> PROBLEM STATEMENT
State the number of lines in these records that include the word "text", and add nothing to it.
___ DATASET EXCERPTS ___
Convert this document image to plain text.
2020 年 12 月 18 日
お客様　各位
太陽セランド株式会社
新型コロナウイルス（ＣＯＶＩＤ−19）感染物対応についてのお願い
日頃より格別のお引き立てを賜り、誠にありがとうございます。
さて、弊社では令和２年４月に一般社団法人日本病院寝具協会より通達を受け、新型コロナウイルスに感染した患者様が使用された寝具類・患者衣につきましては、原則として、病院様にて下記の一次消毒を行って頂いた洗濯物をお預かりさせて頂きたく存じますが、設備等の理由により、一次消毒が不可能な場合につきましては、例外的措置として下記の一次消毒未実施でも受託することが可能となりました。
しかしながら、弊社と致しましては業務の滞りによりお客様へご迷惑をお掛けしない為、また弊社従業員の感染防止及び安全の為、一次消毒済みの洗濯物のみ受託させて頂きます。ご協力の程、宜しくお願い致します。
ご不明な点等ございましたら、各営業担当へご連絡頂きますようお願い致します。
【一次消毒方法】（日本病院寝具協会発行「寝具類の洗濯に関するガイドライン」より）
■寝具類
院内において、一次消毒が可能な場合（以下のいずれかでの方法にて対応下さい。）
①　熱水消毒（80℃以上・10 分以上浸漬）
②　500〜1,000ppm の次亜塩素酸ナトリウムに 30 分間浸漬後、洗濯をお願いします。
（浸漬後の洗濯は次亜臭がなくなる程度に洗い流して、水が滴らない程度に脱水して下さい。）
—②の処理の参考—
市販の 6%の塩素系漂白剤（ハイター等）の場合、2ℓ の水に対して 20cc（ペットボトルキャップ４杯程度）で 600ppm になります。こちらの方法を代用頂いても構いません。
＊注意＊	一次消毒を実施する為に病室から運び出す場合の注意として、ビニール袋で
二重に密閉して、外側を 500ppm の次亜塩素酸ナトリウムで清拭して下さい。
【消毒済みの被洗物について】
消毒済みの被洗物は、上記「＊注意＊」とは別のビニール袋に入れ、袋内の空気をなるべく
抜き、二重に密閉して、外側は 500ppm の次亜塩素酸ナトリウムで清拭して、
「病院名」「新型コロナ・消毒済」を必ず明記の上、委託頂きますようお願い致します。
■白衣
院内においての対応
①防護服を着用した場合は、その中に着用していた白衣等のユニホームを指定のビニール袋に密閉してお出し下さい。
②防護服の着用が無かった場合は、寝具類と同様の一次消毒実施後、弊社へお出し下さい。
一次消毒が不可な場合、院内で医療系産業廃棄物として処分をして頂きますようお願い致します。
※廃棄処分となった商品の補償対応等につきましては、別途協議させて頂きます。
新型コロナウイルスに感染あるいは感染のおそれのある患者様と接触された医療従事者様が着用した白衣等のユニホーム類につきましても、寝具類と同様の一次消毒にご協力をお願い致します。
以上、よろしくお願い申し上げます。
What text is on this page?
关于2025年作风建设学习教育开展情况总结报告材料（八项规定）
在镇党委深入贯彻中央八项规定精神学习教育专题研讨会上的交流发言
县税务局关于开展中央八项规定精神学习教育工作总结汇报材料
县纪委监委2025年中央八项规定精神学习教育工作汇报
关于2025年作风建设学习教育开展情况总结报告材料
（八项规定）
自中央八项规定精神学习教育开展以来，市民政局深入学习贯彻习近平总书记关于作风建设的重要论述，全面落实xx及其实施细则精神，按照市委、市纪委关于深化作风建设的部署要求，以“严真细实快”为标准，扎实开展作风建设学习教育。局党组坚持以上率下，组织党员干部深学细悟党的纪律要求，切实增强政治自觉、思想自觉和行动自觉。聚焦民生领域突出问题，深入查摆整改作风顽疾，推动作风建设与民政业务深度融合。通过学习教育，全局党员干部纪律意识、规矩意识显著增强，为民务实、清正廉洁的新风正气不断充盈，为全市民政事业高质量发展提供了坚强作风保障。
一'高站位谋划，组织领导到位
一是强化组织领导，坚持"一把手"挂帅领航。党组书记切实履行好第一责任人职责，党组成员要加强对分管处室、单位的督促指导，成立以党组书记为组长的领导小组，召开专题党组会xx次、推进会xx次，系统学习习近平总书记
___
> RESPONSE TO THIS TASK
2